WHAT THE TASK REQUIRES:
Copy out lines with the word "http" from the material that follows.

==== DATA TO PROCESS

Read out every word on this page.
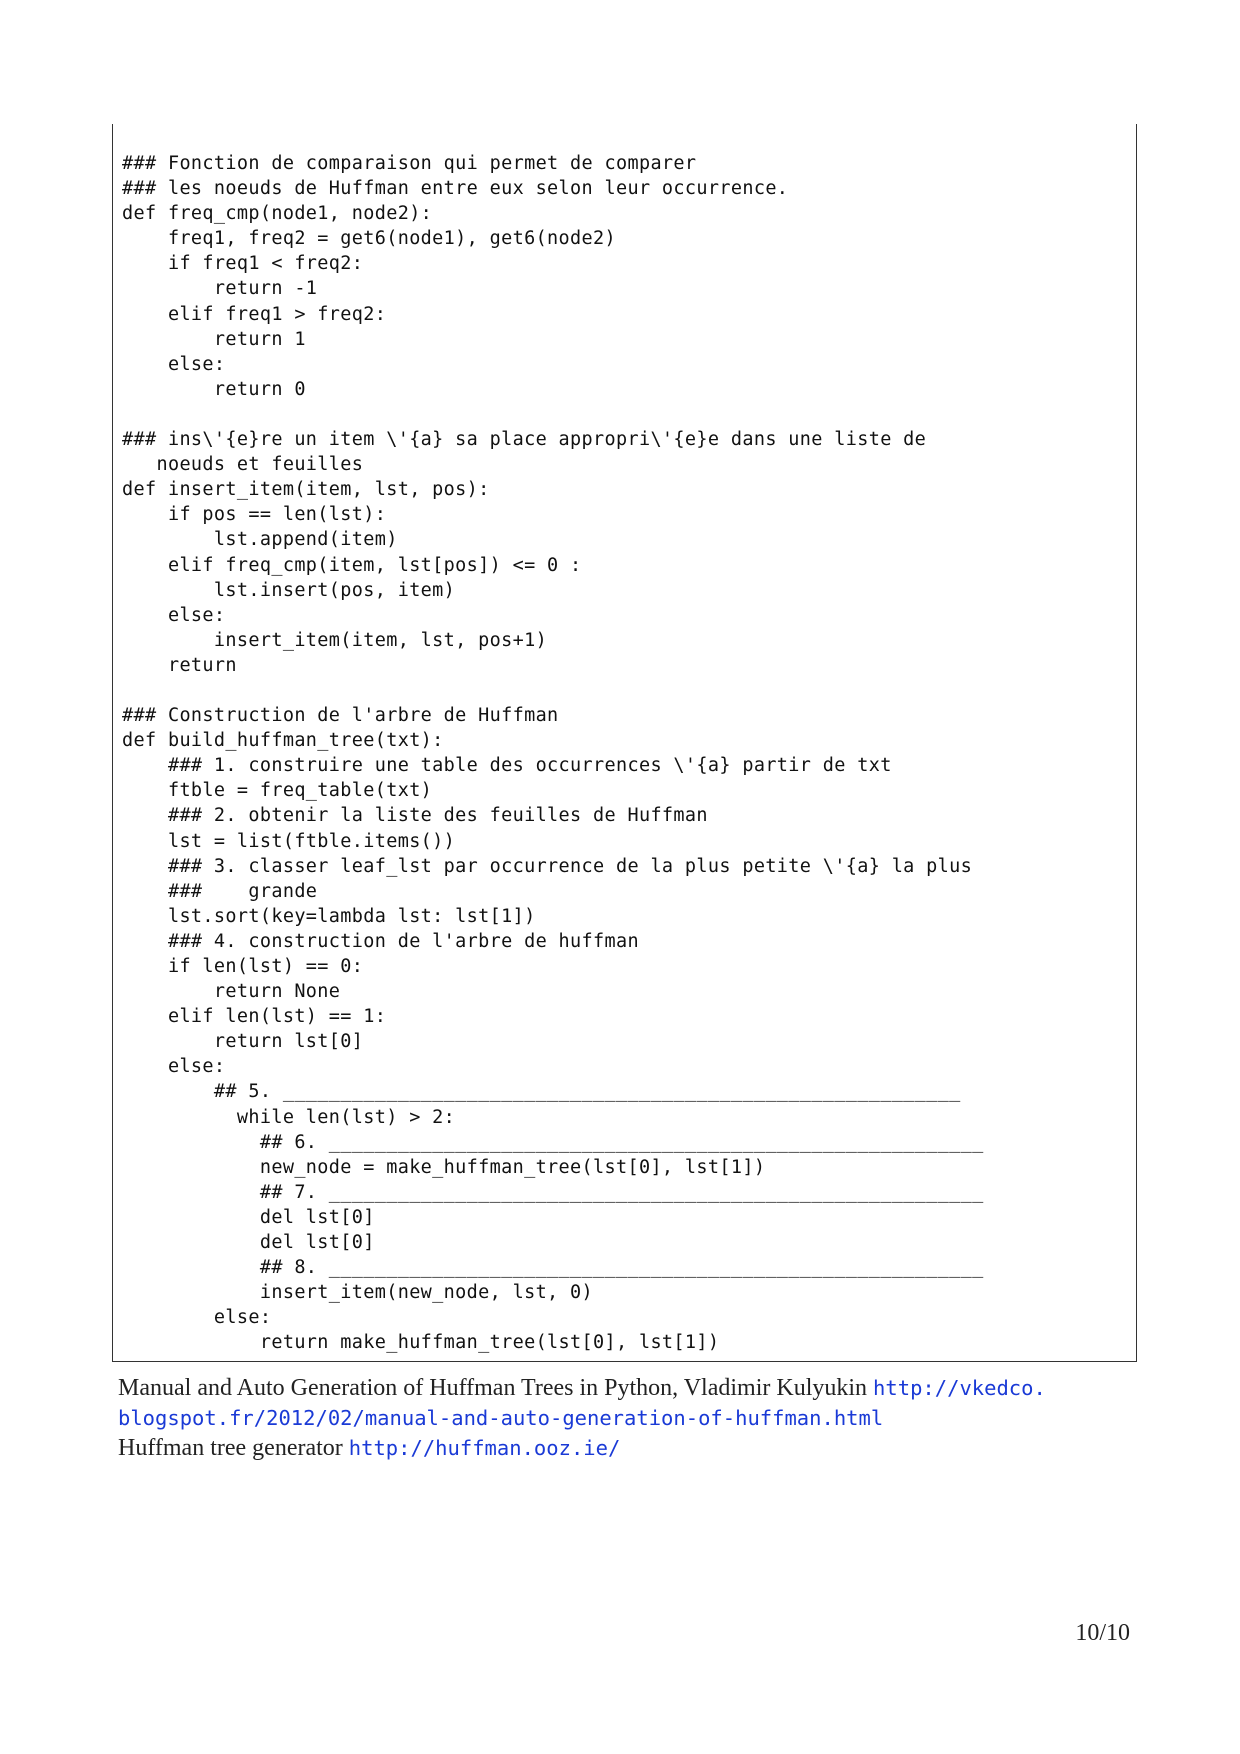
### Fonction de comparaison qui permet de comparer
### les noeuds de Huffman entre eux selon leur occurrence.
def freq_cmp(node1, node2):
freq1, freq2 = get6(node1), get6(node2)
if freq1 < freq2:
return -1
elif freq1 > freq2:
return 1
else:
return 0
### ins\'{e}re un item \'{a} sa place appropri\'{e}e dans une liste de
noeuds et feuilles
def insert_item(item, lst, pos):
if pos == len(lst):
lst.append(item)
elif freq_cmp(item, lst[pos]) <= 0 :
lst.insert(pos, item)
else:
insert_item(item, lst, pos+1)
return
### Construction de l'arbre de Huffman
def build_huffman_tree(txt):
### 1. construire une table des occurrences \'{a} partir de txt
ftble = freq_table(txt)
### 2. obtenir la liste des feuilles de Huffman
lst = list(ftble.items())
### 3. classer leaf_lst par occurrence de la plus petite \'{a} la plus
###    grande
lst.sort(key=lambda lst: lst[1])
### 4. construction de l'arbre de huffman
if len(lst) == 0:
return None
elif len(lst) == 1:
return lst[0]
else:
## 5. ___________________________________________________________
while len(lst) > 2:
## 6. _________________________________________________________
new_node = make_huffman_tree(lst[0], lst[1])
## 7. _________________________________________________________
del lst[0]
del lst[0]
## 8. _________________________________________________________
insert_item(new_node, lst, 0)
else:
return make_huffman_tree(lst[0], lst[1])
Manual and Auto Generation of Huffman Trees in Python, Vladimir Kulyukin http://vkedco.
blogspot.fr/2012/02/manual-and-auto-generation-of-huffman.html
Huffman tree generator http://huffman.ooz.ie/
10/10
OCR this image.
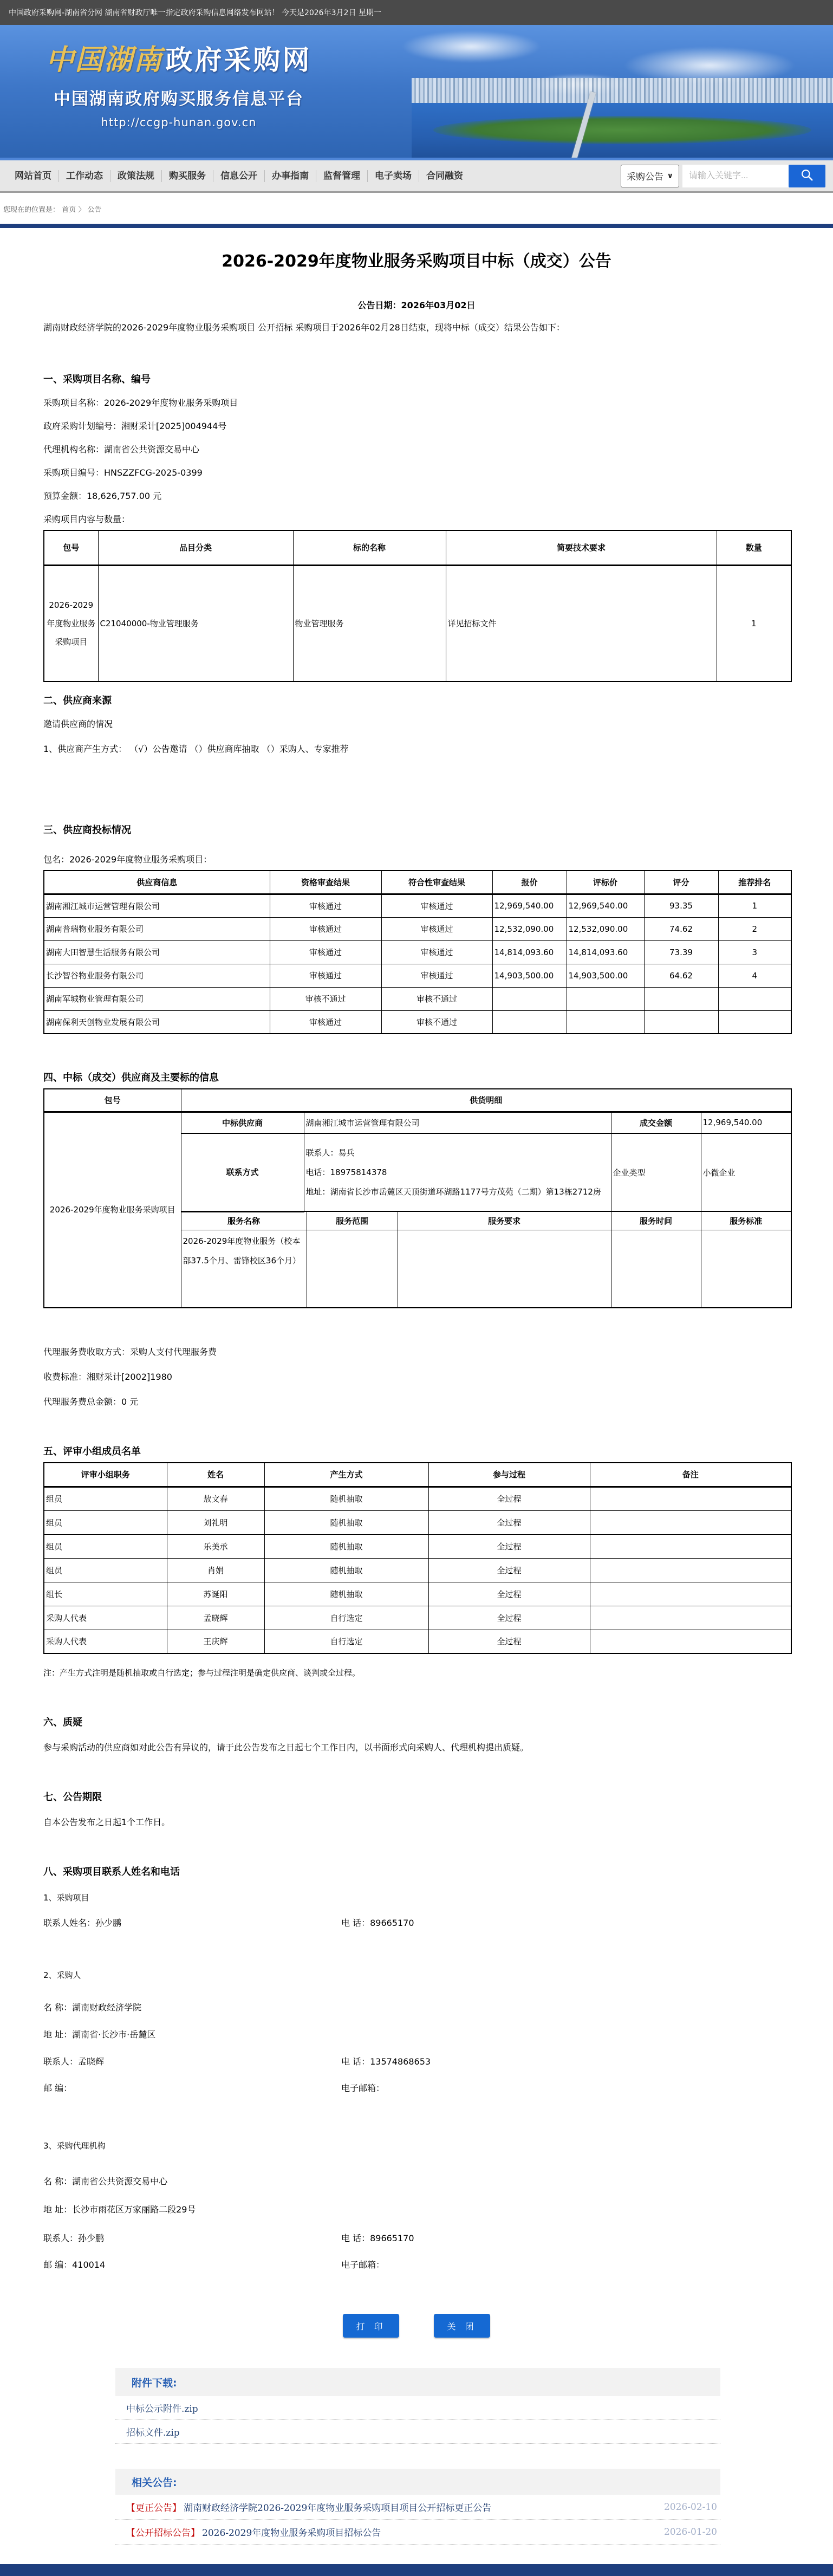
中国政府采购网-湖南省分网 湖南省财政厅唯一指定政府采购信息网络发布网站！ 今天是2026年3月2日 星期一
中国湖南 政府采购网
中国湖南政府购买服务信息平台
http://ccgp-hunan.gov.cn
网站首页	工作动态	政策法规	购买服务	信息公开	办事指南	监督管理	电子卖场	合同融资	采购公告 ∨
请输入关键字...
您现在的位置是： 首页 〉 公告
2026-2029年度物业服务采购项目中标（成交）公告
公告日期：2026年03月02日
湖南财政经济学院的2026-2029年度物业服务采购项目 公开招标 采购项目于2026年02月28日结束，现将中标（成交）结果公告如下：
一、采购项目名称、编号
采购项目名称：2026-2029年度物业服务采购项目
政府采购计划编号：湘财采计[2025]004944号
代理机构名称：湖南省公共资源交易中心
采购项目编号：HNSZZFCG-2025-0399
预算金额：18,626,757.00 元
采购项目内容与数量：
包号	品目分类	标的名称	简要技术要求	数量
2026-2029年度物业服务采购项目	C21040000-物业管理服务	物业管理服务	详见招标文件	1
二、供应商来源
邀请供应商的情况
1、供应商产生方式： （√）公告邀请 （）供应商库抽取 （）采购人、专家推荐
三、供应商投标情况
包名：2026-2029年度物业服务采购项目：
供应商信息	资格审查结果	符合性审查结果	报价	评标价	评分	推荐排名
湖南湘江城市运营管理有限公司	审核通过	审核通过	12,969,540.00	12,969,540.00	93.35	1
湖南普瑞物业服务有限公司	审核通过	审核通过	12,532,090.00	12,532,090.00	74.62	2
湖南大田智慧生活服务有限公司	审核通过	审核通过	14,814,093.60	14,814,093.60	73.39	3
长沙智谷物业服务有限公司	审核通过	审核通过	14,903,500.00	14,903,500.00	64.62	4
湖南军城物业管理有限公司	审核不通过	审核不通过				
湖南保利天创物业发展有限公司	审核通过	审核不通过				
四、中标（成交）供应商及主要标的信息
包号	供货明细					
2026-2029年度物业服务采购项目	中标供应商	湖南湘江城市运营管理有限公司			成交金额	12,969,540.00
	联系方式	联系人：易兵
电话：18975814378
地址：湖南省长沙市岳麓区天顶街道环湖路1177号方茂苑（二期）第13栋2712房			企业类型	小微企业
	服务名称		服务范围	服务要求	服务时间	服务标准
	2026-2029年度物业服务（校本部37.5个月、雷锋校区36个月）					
代理服务费收取方式：采购人支付代理服务费
收费标准：湘财采计[2002]1980
代理服务费总金额：0 元
五、评审小组成员名单
评审小组职务	姓名	产生方式	参与过程	备注
组员	敖文春	随机抽取	全过程	
组员	刘礼明	随机抽取	全过程	
组员	乐美承	随机抽取	全过程	
组员	肖娟	随机抽取	全过程	
组长	苏诞阳	随机抽取	全过程	
采购人代表	孟晓辉	自行选定	全过程	
采购人代表	王庆辉	自行选定	全过程	
注：产生方式注明是随机抽取或自行选定；参与过程注明是确定供应商、谈判或全过程。
六、质疑
参与采购活动的供应商如对此公告有异议的，请于此公告发布之日起七个工作日内，以书面形式向采购人、代理机构提出质疑。
七、公告期限
自本公告发布之日起1个工作日。
八、采购项目联系人姓名和电话
1、采购项目
联系人姓名：孙少鹏	电 话：89665170
2、采购人
名 称：湖南财政经济学院
地 址：湖南省·长沙市·岳麓区
联系人：孟晓辉	电 话：13574868653
邮 编：	电子邮箱：
3、采购代理机构
名 称：湖南省公共资源交易中心
地 址：长沙市雨花区万家丽路二段29号
联系人：孙少鹏	电 话：89665170
邮 编：410014	电子邮箱：
打 印	关 闭
附件下载:
中标公示附件.zip
招标文件.zip
相关公告:
【更正公告】 湖南财政经济学院2026-2029年度物业服务采购项目项目公开招标更正公告	2026-02-10
【公开招标公告】 2026-2029年度物业服务采购项目招标公告	2026-01-20
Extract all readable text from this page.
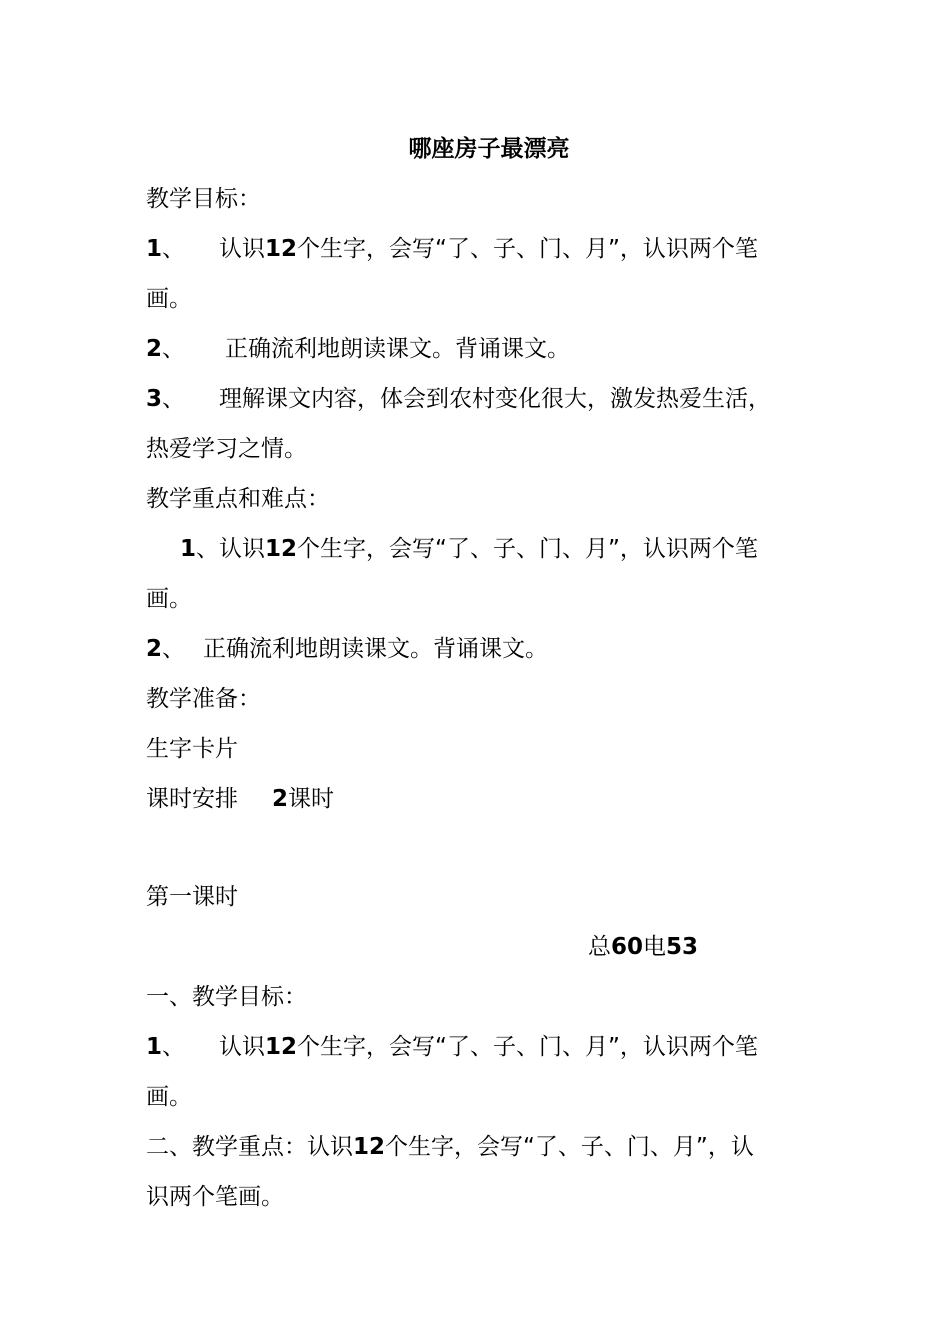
哪座房子最漂亮
教学目标：
1、 认识12个生字，会写“了、子、门、月”，认识两个笔
画。
2、 正确流利地朗读课文。背诵课文。
3、 理解课文内容，体会到农村变化很大，激发热爱生活，
热爱学习之情。
教学重点和难点：
1、认识12个生字，会写“了、子、门、月”，认识两个笔
画。
2、 正确流利地朗读课文。背诵课文。
教学准备：
生字卡片
课时安排 2课时
第一课时
总60电53
一、教学目标：
1、 认识12个生字，会写“了、子、门、月”，认识两个笔
画。
二、教学重点：认识12个生字，会写“了、子、门、月”，认
识两个笔画。
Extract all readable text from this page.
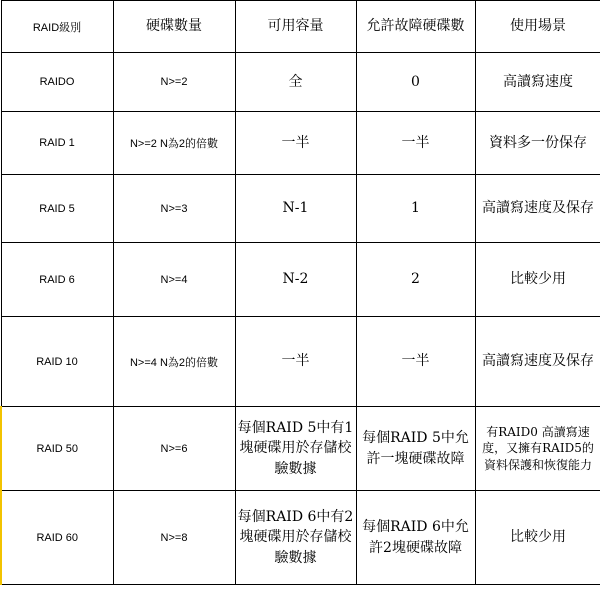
RAID級別	硬碟數量	可用容量	允許故障硬碟數	使用場景
RAIDO	N>=2	全	0	高讀寫速度
RAID 1	N>=2 N為2的倍數	一半	一半	資料多一份保存
RAID 5	N>=3	N-1	1	高讀寫速度及保存
RAID 6	N>=4	N-2	2	比較少用
RAID 10	N>=4 N為2的倍數	一半	一半	高讀寫速度及保存
RAID 50	N>=6	每個RAID 5中有1塊硬碟用於存儲校驗數據	每個RAID 5中允許一塊硬碟故障	有RAID0 高讀寫速度，又擁有RAID5的資料保護和恢復能力
RAID 60	N>=8	每個RAID 6中有2塊硬碟用於存儲校驗數據	每個RAID 6中允許2塊硬碟故障	比較少用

========

THE RESPONSE:
Manual and Auto Generation of Huffman Trees in Python, Vladimir Kulyukin http://vkedco.
Huffman tree generator http://huffman.ooz.ie/
http://ccgp-hunan.gov.cn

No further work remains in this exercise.